- Directive: Make an exact copy of all the records.

Dataset rows:
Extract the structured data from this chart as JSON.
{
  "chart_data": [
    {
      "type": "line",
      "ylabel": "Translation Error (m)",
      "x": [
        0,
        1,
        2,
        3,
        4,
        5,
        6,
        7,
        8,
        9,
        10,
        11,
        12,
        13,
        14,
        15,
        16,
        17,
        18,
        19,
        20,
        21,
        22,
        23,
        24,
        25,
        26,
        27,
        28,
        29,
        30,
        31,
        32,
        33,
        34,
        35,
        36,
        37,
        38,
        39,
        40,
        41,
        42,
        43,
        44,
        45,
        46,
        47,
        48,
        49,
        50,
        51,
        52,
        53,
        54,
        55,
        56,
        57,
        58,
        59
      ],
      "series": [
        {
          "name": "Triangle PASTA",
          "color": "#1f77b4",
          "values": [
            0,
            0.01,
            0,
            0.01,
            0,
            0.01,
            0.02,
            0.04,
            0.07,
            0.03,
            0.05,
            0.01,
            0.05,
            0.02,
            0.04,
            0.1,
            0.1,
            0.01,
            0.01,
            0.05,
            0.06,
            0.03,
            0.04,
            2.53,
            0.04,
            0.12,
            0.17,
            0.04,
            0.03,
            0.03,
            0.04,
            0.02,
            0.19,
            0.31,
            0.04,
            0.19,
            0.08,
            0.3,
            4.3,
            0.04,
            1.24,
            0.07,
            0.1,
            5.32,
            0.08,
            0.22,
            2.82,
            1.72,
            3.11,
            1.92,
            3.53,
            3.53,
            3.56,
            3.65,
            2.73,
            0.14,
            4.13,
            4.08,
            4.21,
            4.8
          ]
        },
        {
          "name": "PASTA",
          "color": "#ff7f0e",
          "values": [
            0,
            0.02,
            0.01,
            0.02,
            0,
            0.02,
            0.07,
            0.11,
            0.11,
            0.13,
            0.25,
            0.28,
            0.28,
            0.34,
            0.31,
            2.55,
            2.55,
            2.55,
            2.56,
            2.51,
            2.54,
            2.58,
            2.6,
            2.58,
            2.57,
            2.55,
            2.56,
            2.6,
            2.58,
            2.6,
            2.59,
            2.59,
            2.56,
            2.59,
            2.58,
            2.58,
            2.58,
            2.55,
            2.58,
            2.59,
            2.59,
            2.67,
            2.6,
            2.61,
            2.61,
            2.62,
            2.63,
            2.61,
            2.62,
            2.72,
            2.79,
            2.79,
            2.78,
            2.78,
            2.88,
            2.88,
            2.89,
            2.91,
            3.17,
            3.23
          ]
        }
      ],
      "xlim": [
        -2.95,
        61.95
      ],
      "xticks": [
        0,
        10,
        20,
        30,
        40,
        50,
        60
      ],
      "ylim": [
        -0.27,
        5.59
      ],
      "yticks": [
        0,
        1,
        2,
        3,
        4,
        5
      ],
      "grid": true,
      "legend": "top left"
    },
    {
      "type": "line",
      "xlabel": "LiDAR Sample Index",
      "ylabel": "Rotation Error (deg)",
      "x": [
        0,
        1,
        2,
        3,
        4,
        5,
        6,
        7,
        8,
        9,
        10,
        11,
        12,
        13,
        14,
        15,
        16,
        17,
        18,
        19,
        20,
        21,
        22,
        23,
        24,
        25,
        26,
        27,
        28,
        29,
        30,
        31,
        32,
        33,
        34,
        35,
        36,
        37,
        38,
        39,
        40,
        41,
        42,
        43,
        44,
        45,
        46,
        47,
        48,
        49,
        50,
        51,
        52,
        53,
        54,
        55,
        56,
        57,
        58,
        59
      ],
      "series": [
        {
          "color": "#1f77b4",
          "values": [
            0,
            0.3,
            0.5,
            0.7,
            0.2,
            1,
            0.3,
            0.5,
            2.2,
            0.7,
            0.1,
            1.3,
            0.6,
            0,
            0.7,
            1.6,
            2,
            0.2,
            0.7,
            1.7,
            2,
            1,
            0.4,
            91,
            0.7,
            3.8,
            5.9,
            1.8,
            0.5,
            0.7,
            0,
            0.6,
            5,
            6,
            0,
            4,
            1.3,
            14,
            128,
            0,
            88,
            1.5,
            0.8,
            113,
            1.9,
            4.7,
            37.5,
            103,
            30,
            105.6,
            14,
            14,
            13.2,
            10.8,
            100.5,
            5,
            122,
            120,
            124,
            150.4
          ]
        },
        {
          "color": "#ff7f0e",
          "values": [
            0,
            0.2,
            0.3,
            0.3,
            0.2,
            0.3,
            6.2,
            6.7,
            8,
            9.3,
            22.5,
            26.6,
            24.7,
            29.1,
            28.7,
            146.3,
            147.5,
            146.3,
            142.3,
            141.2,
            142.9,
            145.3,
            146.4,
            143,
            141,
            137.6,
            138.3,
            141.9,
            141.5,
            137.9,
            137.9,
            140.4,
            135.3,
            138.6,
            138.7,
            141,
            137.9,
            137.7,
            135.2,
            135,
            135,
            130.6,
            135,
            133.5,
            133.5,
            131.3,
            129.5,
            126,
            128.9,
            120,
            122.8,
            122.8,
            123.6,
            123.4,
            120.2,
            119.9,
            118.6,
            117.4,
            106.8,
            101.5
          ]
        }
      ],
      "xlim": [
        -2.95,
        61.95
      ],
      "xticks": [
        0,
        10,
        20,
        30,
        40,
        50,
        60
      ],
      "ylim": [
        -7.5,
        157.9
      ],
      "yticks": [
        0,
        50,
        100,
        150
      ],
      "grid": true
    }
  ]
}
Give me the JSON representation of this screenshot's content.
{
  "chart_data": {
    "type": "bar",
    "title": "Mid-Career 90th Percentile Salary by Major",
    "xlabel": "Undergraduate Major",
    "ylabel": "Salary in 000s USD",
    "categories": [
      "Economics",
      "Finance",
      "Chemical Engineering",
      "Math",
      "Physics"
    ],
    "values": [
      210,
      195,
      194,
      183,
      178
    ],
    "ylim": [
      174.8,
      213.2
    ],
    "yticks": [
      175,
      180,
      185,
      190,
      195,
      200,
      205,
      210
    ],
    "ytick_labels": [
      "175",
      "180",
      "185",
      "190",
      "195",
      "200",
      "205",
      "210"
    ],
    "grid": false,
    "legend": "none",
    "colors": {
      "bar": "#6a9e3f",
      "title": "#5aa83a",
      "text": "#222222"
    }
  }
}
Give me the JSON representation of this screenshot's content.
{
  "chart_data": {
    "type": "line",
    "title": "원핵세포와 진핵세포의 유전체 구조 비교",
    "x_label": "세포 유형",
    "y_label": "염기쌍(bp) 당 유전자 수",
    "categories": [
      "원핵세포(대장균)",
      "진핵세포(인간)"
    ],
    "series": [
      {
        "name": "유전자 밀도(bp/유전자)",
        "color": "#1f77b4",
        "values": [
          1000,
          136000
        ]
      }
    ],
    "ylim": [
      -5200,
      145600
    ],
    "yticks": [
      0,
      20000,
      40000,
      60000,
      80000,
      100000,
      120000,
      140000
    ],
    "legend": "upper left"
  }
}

- Response to this task:
Extract the structured data from this chart as JSON.
{
  "chart_data": [
    {
      "type": "line",
      "ylabel": "Translation Error (m)",
      "x": [
        0,
        1,
        2,
        3,
        4,
        5,
        6,
        7,
        8,
        9,
        10,
        11,
        12,
        13,
        14,
        15,
        16,
        17,
        18,
        19,
        20,
        21,
        22,
        23,
        24,
        25,
        26,
        27,
        28,
        29,
        30,
        31,
        32,
        33,
        34,
        35,
        36,
        37,
        38,
        39,
        40,
        41,
        42,
        43,
        44,
        45,
        46,
        47,
        48,
        49,
        50,
        51,
        52,
        53,
        54,
        55,
        56,
        57,
        58,
        59
      ],
      "series": [
        {
          "name": "Triangle PASTA",
          "color": "#1f77b4",
          "values": [
            0,
            0.01,
            0,
            0.01,
            0,
            0.01,
            0.02,
            0.04,
            0.07,
            0.03,
            0.05,
            0.01,
            0.05,
            0.02,
            0.04,
            0.1,
            0.1,
            0.01,
            0.01,
            0.05,
            0.06,
            0.03,
            0.04,
            2.53,
            0.04,
            0.12,
            0.17,
            0.04,
            0.03,
            0.03,
            0.04,
            0.02,
            0.19,
            0.31,
            0.04,
            0.19,
            0.08,
            0.3,
            4.3,
            0.04,
            1.24,
            0.07,
            0.1,
            5.32,
            0.08,
            0.22,
            2.82,
            1.72,
            3.11,
            1.92,
            3.53,
            3.53,
            3.56,
            3.65,
            2.73,
            0.14,
            4.13,
            4.08,
            4.21,
            4.8
          ]
        },
        {
          "name": "PASTA",
          "color": "#ff7f0e",
          "values": [
            0,
            0.02,
            0.01,
            0.02,
            0,
            0.02,
            0.07,
            0.11,
            0.11,
            0.13,
            0.25,
            0.28,
            0.28,
            0.34,
            0.31,
            2.55,
            2.55,
            2.55,
            2.56,
            2.51,
            2.54,
            2.58,
            2.6,
            2.58,
            2.57,
            2.55,
            2.56,
            2.6,
            2.58,
            2.6,
            2.59,
            2.59,
            2.56,
            2.59,
            2.58,
            2.58,
            2.58,
            2.55,
            2.58,
            2.59,
            2.59,
            2.67,
            2.6,
            2.61,
            2.61,
            2.62,
            2.63,
            2.61,
            2.62,
            2.72,
            2.79,
            2.79,
            2.78,
            2.78,
            2.88,
            2.88,
            2.89,
            2.91,
            3.17,
            3.23
          ]
        }
      ],
      "xlim": [
        -2.95,
        61.95
      ],
      "xticks": [
        0,
        10,
        20,
        30,
        40,
        50,
        60
      ],
      "ylim": [
        -0.27,
        5.59
      ],
      "yticks": [
        0,
        1,
        2,
        3,
        4,
        5
      ],
      "grid": true,
      "legend": "top left"
    },
    {
      "type": "line",
      "xlabel": "LiDAR Sample Index",
      "ylabel": "Rotation Error (deg)",
      "x": [
        0,
        1,
        2,
        3,
        4,
        5,
        6,
        7,
        8,
        9,
        10,
        11,
        12,
        13,
        14,
        15,
        16,
        17,
        18,
        19,
        20,
        21,
        22,
        23,
        24,
        25,
        26,
        27,
        28,
        29,
        30,
        31,
        32,
        33,
        34,
        35,
        36,
        37,
        38,
        39,
        40,
        41,
        42,
        43,
        44,
        45,
        46,
        47,
        48,
        49,
        50,
        51,
        52,
        53,
        54,
        55,
        56,
        57,
        58,
        59
      ],
      "series": [
        {
          "color": "#1f77b4",
          "values": [
            0,
            0.3,
            0.5,
            0.7,
            0.2,
            1,
            0.3,
            0.5,
            2.2,
            0.7,
            0.1,
            1.3,
            0.6,
            0,
            0.7,
            1.6,
            2,
            0.2,
            0.7,
            1.7,
            2,
            1,
            0.4,
            91,
            0.7,
            3.8,
            5.9,
            1.8,
            0.5,
            0.7,
            0,
            0.6,
            5,
            6,
            0,
            4,
            1.3,
            14,
            128,
            0,
            88,
            1.5,
            0.8,
            113,
            1.9,
            4.7,
            37.5,
            103,
            30,
            105.6,
            14,
            14,
            13.2,
            10.8,
            100.5,
            5,
            122,
            120,
            124,
            150.4
          ]
        },
        {
          "color": "#ff7f0e",
          "values": [
            0,
            0.2,
            0.3,
            0.3,
            0.2,
            0.3,
            6.2,
            6.7,
            8,
            9.3,
            22.5,
            26.6,
            24.7,
            29.1,
            28.7,
            146.3,
            147.5,
            146.3,
            142.3,
            141.2,
            142.9,
            145.3,
            146.4,
            143,
            141,
            137.6,
            138.3,
            141.9,
            141.5,
            137.9,
            137.9,
            140.4,
            135.3,
            138.6,
            138.7,
            141,
            137.9,
            137.7,
            135.2,
            135,
            135,
            130.6,
            135,
            133.5,
            133.5,
            131.3,
            129.5,
            126,
            128.9,
            120,
            122.8,
            122.8,
            123.6,
            123.4,
            120.2,
            119.9,
            118.6,
            117.4,
            106.8,
            101.5
          ]
        }
      ],
      "xlim": [
        -2.95,
        61.95
      ],
      "xticks": [
        0,
        10,
        20,
        30,
        40,
        50,
        60
      ],
      "ylim": [
        -7.5,
        157.9
      ],
      "yticks": [
        0,
        50,
        100,
        150
      ],
      "grid": true
    }
  ]
}
Give me the JSON representation of this screenshot's content.
{
  "chart_data": {
    "type": "bar",
    "title": "Mid-Career 90th Percentile Salary by Major",
    "xlabel": "Undergraduate Major",
    "ylabel": "Salary in 000s USD",
    "categories": [
      "Economics",
      "Finance",
      "Chemical Engineering",
      "Math",
      "Physics"
    ],
    "values": [
      210,
      195,
      194,
      183,
      178
    ],
    "ylim": [
      174.8,
      213.2
    ],
    "yticks": [
      175,
      180,
      185,
      190,
      195,
      200,
      205,
      210
    ],
    "ytick_labels": [
      "175",
      "180",
      "185",
      "190",
      "195",
      "200",
      "205",
      "210"
    ],
    "grid": false,
    "legend": "none",
    "colors": {
      "bar": "#6a9e3f",
      "title": "#5aa83a",
      "text": "#222222"
    }
  }
}
Give me the JSON representation of this screenshot's content.
{
  "chart_data": {
    "type": "line",
    "title": "원핵세포와 진핵세포의 유전체 구조 비교",
    "x_label": "세포 유형",
    "y_label": "염기쌍(bp) 당 유전자 수",
    "categories": [
      "원핵세포(대장균)",
      "진핵세포(인간)"
    ],
    "series": [
      {
        "name": "유전자 밀도(bp/유전자)",
        "color": "#1f77b4",
        "values": [
          1000,
          136000
        ]
      }
    ],
    "ylim": [
      -5200,
      145600
    ],
    "yticks": [
      0,
      20000,
      40000,
      60000,
      80000,
      100000,
      120000,
      140000
    ],
    "legend": "upper left"
  }
}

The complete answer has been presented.